[Directions]
Pull out each line of the records holding the string "frac".

******

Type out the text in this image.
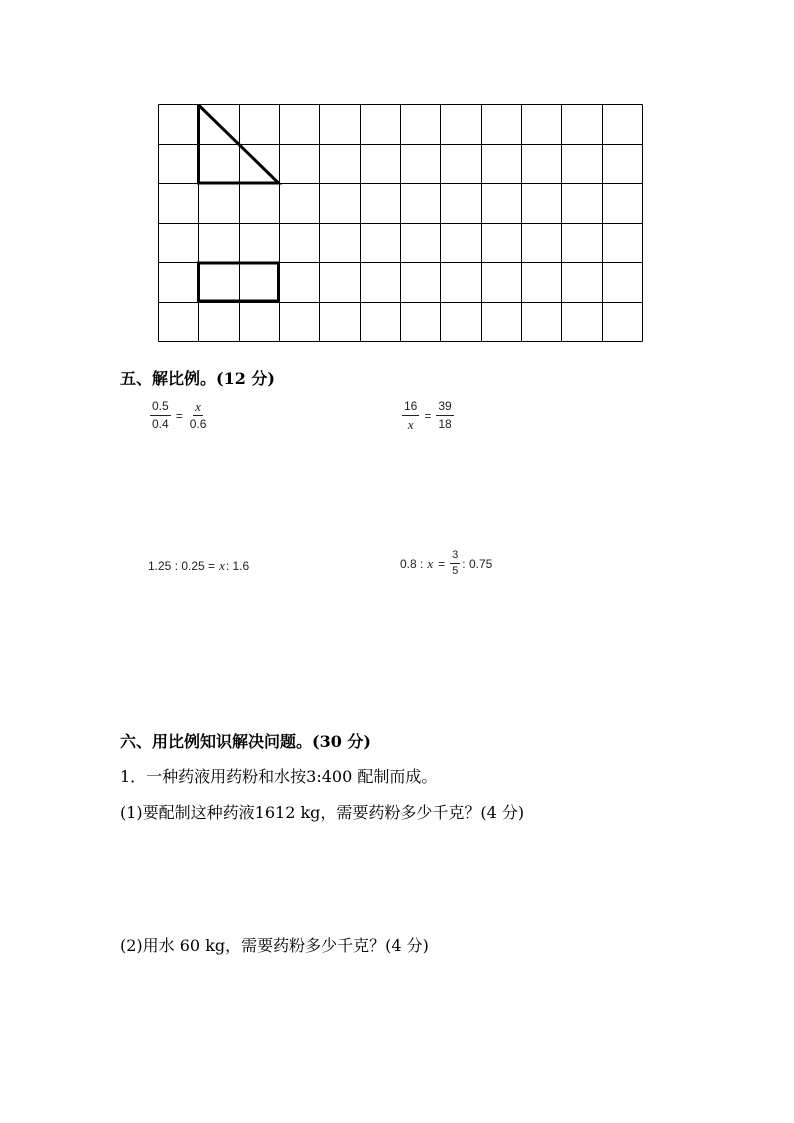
五、解比例。(12 分)
$\frac{0.5}{0.4} = \frac{x}{0.6}$	$\frac{16}{x} = \frac{39}{18}$
1.25 : 0.25 = x : 1.6	0.8 : $x = \frac{3}{5}$ : 0.75
六、用比例知识解决问题。(30 分)
1．一种药液用药粉和水按3:400 配制而成。
(1)要配制这种药液1612 kg，需要药粉多少千克？(4 分)
(2)用水 60 kg，需要药粉多少千克？(4 分)
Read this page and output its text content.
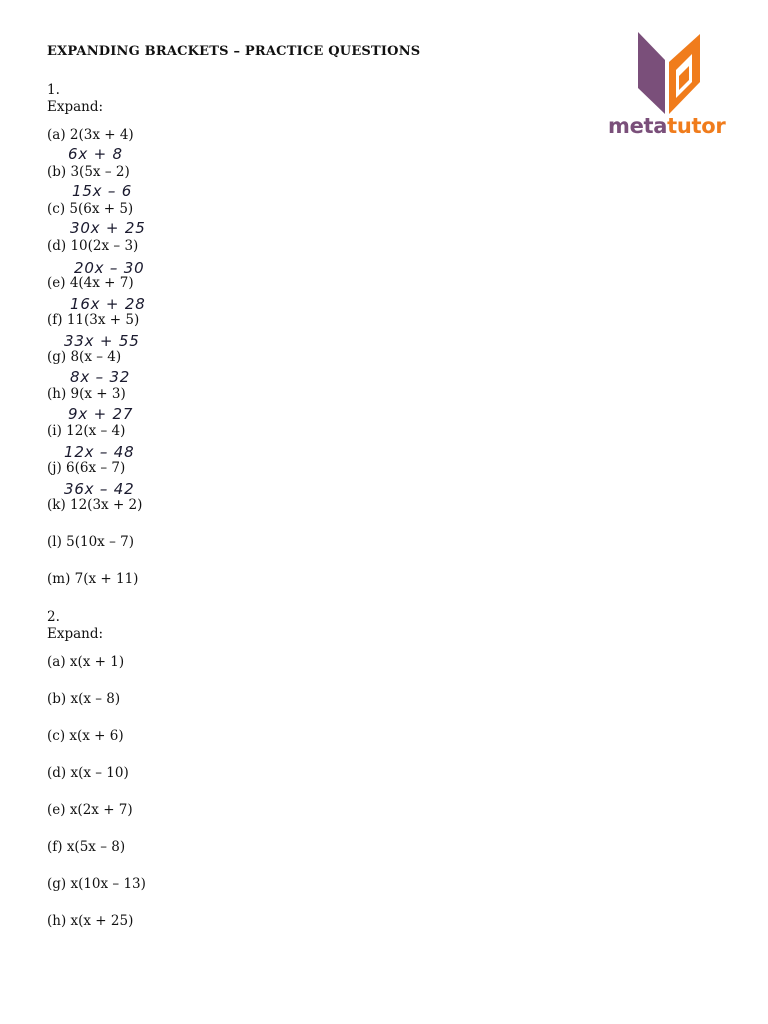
EXPANDING BRACKETS – PRACTICE QUESTIONS
metatutor
1.
Expand:
(a) 2(3x + 4)
6x + 8
(b) 3(5x – 2)
15x – 6
(c) 5(6x + 5)
30x + 25
(d) 10(2x – 3)
20x – 30
(e) 4(4x + 7)
16x + 28
(f) 11(3x + 5)
33x + 55
(g) 8(x – 4)
8x – 32
(h) 9(x + 3)
9x + 27
(i) 12(x – 4)
12x – 48
(j) 6(6x – 7)
36x – 42
(k) 12(3x + 2)
(l) 5(10x – 7)
(m) 7(x + 11)
2.
Expand:
(a) x(x + 1)
(b) x(x – 8)
(c) x(x + 6)
(d) x(x – 10)
(e) x(2x + 7)
(f) x(5x – 8)
(g) x(10x – 13)
(h) x(x + 25)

******

[Solution below]
$\frac{0.5}{0.4} = \frac{x}{0.6}$	$\frac{16}{x} = \frac{39}{18}$
1.25 : 0.25 = x : 1.6	0.8 : $x = \frac{3}{5}$ : 0.75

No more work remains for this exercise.